begin ROWS

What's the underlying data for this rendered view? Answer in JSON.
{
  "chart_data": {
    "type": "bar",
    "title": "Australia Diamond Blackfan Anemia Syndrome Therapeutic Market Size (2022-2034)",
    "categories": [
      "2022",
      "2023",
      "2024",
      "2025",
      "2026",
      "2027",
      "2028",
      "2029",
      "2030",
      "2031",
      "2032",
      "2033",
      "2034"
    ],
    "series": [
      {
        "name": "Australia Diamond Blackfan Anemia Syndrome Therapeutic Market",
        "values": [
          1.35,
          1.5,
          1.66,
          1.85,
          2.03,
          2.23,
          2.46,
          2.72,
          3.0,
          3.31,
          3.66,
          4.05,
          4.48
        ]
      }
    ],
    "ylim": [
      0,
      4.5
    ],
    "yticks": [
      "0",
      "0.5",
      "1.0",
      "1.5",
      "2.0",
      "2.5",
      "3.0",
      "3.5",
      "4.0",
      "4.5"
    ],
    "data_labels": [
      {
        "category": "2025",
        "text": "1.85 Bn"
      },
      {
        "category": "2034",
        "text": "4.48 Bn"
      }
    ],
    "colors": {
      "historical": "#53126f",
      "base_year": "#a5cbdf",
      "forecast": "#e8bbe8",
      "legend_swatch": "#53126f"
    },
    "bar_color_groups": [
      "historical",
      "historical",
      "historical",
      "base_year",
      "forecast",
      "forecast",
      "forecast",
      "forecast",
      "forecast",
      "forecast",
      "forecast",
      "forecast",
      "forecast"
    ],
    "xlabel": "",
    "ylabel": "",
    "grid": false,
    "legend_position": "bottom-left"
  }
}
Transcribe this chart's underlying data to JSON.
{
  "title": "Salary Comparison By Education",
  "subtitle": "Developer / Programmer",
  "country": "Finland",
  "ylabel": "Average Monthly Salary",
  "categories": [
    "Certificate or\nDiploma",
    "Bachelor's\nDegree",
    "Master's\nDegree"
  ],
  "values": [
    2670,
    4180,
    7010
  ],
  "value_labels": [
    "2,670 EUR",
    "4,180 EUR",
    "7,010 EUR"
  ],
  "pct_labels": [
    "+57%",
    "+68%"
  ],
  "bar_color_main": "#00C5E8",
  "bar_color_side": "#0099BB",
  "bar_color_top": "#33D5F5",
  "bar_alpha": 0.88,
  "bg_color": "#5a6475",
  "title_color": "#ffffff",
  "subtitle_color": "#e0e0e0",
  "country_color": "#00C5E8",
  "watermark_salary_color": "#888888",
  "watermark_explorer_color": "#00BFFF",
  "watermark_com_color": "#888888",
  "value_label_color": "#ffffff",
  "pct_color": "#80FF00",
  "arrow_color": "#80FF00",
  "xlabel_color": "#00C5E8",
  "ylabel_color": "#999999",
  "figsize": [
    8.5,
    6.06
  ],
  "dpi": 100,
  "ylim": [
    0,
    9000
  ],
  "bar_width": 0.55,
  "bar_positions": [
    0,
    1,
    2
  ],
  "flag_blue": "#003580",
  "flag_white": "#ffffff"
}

end ROWS

◆ **WRITTEN PROBLEM**:
Exactly as written above, please repeat the entries.

◆ **ANSWER TO THIS PROBLEM**:
What's the underlying data for this rendered view? Answer in JSON.
{
  "chart_data": {
    "type": "bar",
    "title": "Australia Diamond Blackfan Anemia Syndrome Therapeutic Market Size (2022-2034)",
    "categories": [
      "2022",
      "2023",
      "2024",
      "2025",
      "2026",
      "2027",
      "2028",
      "2029",
      "2030",
      "2031",
      "2032",
      "2033",
      "2034"
    ],
    "series": [
      {
        "name": "Australia Diamond Blackfan Anemia Syndrome Therapeutic Market",
        "values": [
          1.35,
          1.5,
          1.66,
          1.85,
          2.03,
          2.23,
          2.46,
          2.72,
          3.0,
          3.31,
          3.66,
          4.05,
          4.48
        ]
      }
    ],
    "ylim": [
      0,
      4.5
    ],
    "yticks": [
      "0",
      "0.5",
      "1.0",
      "1.5",
      "2.0",
      "2.5",
      "3.0",
      "3.5",
      "4.0",
      "4.5"
    ],
    "data_labels": [
      {
        "category": "2025",
        "text": "1.85 Bn"
      },
      {
        "category": "2034",
        "text": "4.48 Bn"
      }
    ],
    "colors": {
      "historical": "#53126f",
      "base_year": "#a5cbdf",
      "forecast": "#e8bbe8",
      "legend_swatch": "#53126f"
    },
    "bar_color_groups": [
      "historical",
      "historical",
      "historical",
      "base_year",
      "forecast",
      "forecast",
      "forecast",
      "forecast",
      "forecast",
      "forecast",
      "forecast",
      "forecast",
      "forecast"
    ],
    "xlabel": "",
    "ylabel": "",
    "grid": false,
    "legend_position": "bottom-left"
  }
}
Transcribe this chart's underlying data to JSON.
{
  "title": "Salary Comparison By Education",
  "subtitle": "Developer / Programmer",
  "country": "Finland",
  "ylabel": "Average Monthly Salary",
  "categories": [
    "Certificate or\nDiploma",
    "Bachelor's\nDegree",
    "Master's\nDegree"
  ],
  "values": [
    2670,
    4180,
    7010
  ],
  "value_labels": [
    "2,670 EUR",
    "4,180 EUR",
    "7,010 EUR"
  ],
  "pct_labels": [
    "+57%",
    "+68%"
  ],
  "bar_color_main": "#00C5E8",
  "bar_color_side": "#0099BB",
  "bar_color_top": "#33D5F5",
  "bar_alpha": 0.88,
  "bg_color": "#5a6475",
  "title_color": "#ffffff",
  "subtitle_color": "#e0e0e0",
  "country_color": "#00C5E8",
  "watermark_salary_color": "#888888",
  "watermark_explorer_color": "#00BFFF",
  "watermark_com_color": "#888888",
  "value_label_color": "#ffffff",
  "pct_color": "#80FF00",
  "arrow_color": "#80FF00",
  "xlabel_color": "#00C5E8",
  "ylabel_color": "#999999",
  "figsize": [
    8.5,
    6.06
  ],
  "dpi": 100,
  "ylim": [
    0,
    9000
  ],
  "bar_width": 0.55,
  "bar_positions": [
    0,
    1,
    2
  ],
  "flag_blue": "#003580",
  "flag_white": "#ffffff"
}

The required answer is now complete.